[start]

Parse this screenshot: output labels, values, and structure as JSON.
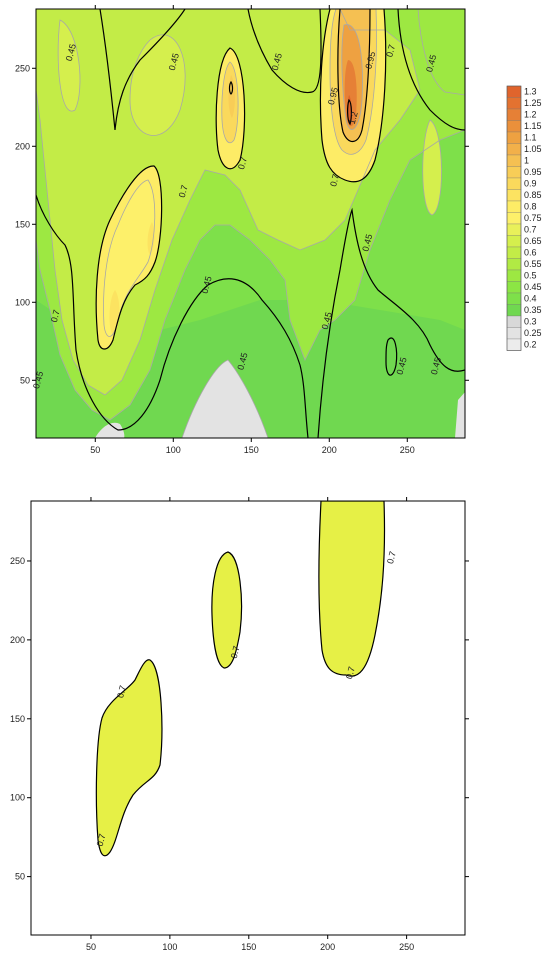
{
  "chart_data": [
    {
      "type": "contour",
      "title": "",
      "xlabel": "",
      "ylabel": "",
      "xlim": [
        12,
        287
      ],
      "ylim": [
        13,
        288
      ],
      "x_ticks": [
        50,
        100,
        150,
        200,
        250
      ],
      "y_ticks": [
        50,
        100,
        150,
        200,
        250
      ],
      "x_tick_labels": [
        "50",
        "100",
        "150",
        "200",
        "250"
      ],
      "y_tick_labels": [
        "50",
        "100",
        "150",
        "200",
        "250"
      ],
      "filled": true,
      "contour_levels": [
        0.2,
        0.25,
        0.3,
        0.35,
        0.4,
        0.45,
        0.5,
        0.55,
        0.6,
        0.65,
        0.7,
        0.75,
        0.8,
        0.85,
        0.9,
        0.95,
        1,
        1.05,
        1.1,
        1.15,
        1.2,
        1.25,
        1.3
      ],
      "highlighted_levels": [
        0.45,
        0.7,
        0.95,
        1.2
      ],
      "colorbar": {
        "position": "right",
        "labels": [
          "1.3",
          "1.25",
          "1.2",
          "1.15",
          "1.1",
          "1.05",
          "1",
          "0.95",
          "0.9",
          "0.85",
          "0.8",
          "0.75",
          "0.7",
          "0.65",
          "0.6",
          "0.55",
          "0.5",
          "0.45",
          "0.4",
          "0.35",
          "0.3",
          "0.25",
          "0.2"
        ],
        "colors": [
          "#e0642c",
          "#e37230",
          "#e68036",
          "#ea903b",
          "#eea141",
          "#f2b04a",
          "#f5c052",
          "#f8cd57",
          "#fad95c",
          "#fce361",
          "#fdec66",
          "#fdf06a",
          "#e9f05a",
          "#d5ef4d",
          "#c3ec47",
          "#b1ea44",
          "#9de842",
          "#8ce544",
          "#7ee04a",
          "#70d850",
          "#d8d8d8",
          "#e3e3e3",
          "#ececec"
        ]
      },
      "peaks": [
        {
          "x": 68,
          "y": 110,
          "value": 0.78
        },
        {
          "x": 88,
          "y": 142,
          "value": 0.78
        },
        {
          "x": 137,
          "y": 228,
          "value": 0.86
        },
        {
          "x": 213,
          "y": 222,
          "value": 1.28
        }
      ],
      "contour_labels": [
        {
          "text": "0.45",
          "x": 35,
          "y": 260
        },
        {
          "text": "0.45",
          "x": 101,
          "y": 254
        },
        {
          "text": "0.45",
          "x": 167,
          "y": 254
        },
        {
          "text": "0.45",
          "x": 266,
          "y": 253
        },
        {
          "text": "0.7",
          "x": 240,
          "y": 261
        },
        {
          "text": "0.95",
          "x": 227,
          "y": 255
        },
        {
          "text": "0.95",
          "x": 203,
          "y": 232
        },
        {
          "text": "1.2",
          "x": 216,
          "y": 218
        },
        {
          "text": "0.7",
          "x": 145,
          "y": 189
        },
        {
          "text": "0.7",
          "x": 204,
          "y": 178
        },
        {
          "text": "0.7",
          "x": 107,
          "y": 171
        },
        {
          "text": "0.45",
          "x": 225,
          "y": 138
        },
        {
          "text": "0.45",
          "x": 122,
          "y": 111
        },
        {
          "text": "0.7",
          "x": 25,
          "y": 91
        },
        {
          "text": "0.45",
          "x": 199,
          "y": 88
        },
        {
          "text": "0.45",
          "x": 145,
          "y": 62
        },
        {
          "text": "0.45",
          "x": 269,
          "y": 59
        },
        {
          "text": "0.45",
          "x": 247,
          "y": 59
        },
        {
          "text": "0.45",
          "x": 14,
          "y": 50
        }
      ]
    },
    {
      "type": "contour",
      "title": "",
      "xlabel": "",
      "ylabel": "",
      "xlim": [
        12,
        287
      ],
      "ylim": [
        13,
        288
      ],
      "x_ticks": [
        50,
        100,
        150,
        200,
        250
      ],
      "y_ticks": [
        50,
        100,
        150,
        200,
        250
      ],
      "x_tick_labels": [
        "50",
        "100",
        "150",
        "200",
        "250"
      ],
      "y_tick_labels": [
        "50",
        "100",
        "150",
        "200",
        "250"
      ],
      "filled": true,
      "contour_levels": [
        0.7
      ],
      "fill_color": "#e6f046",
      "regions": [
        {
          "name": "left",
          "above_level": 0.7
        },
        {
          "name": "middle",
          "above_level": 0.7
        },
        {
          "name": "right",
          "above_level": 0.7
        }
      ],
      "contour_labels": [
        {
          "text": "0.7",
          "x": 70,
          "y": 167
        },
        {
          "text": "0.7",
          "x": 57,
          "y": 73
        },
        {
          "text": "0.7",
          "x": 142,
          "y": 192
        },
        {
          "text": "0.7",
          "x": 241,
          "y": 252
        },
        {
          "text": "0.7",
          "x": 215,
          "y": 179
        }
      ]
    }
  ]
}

[end]
[start]

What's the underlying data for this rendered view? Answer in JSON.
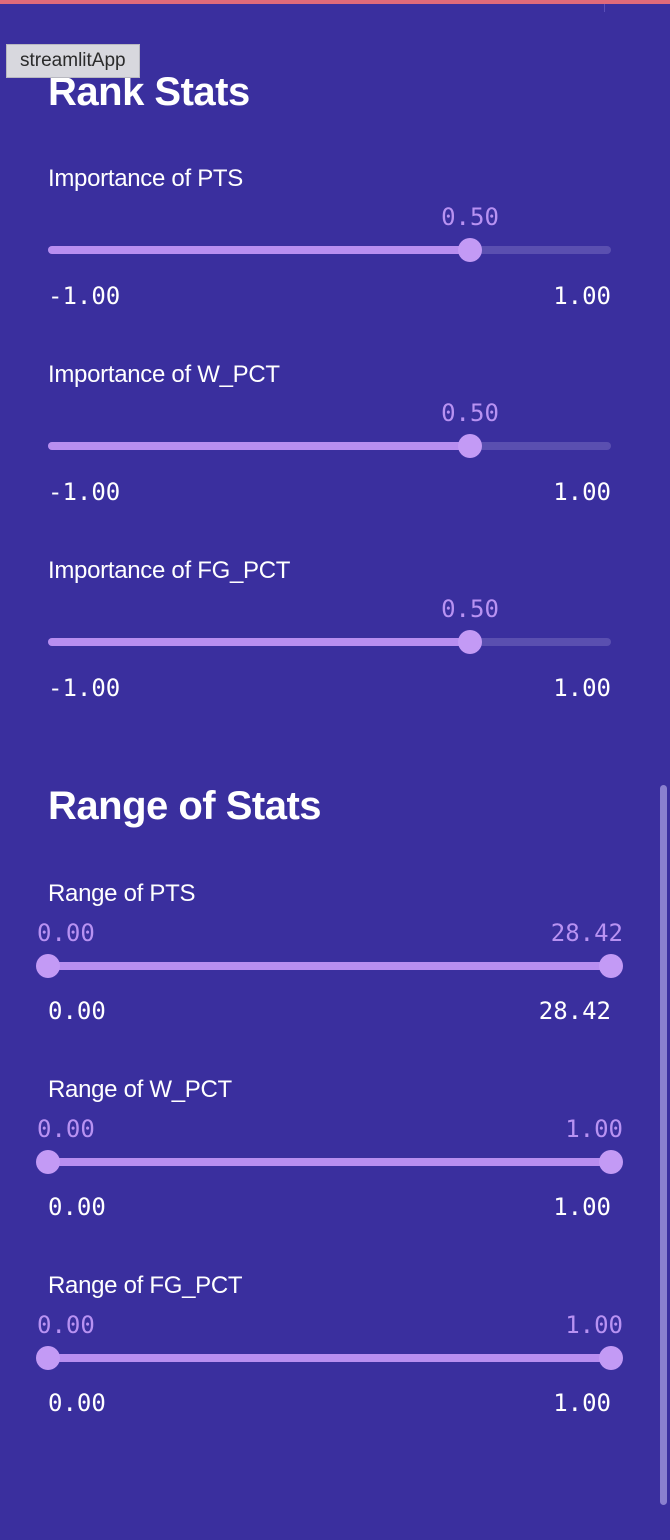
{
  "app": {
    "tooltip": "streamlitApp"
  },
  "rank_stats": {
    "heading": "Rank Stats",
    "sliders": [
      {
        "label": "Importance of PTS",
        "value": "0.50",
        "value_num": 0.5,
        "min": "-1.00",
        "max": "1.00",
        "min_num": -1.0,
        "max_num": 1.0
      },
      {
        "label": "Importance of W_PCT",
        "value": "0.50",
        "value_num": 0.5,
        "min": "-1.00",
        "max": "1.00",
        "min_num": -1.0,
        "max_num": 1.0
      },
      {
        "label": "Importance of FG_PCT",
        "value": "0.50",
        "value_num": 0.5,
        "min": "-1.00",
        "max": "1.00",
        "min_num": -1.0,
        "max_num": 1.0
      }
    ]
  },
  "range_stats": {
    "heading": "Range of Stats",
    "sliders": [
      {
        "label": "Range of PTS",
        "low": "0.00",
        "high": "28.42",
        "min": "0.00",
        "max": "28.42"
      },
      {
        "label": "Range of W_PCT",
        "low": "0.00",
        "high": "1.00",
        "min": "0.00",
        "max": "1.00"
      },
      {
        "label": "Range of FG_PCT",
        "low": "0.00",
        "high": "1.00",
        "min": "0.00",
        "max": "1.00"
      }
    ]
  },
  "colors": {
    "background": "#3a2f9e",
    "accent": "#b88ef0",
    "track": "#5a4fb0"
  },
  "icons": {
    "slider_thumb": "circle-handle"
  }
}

[end]

*Goal:* Go through the listing above and work out how many lines contain the string "JSON". Reply with the number alone.

*Worked solution:* 2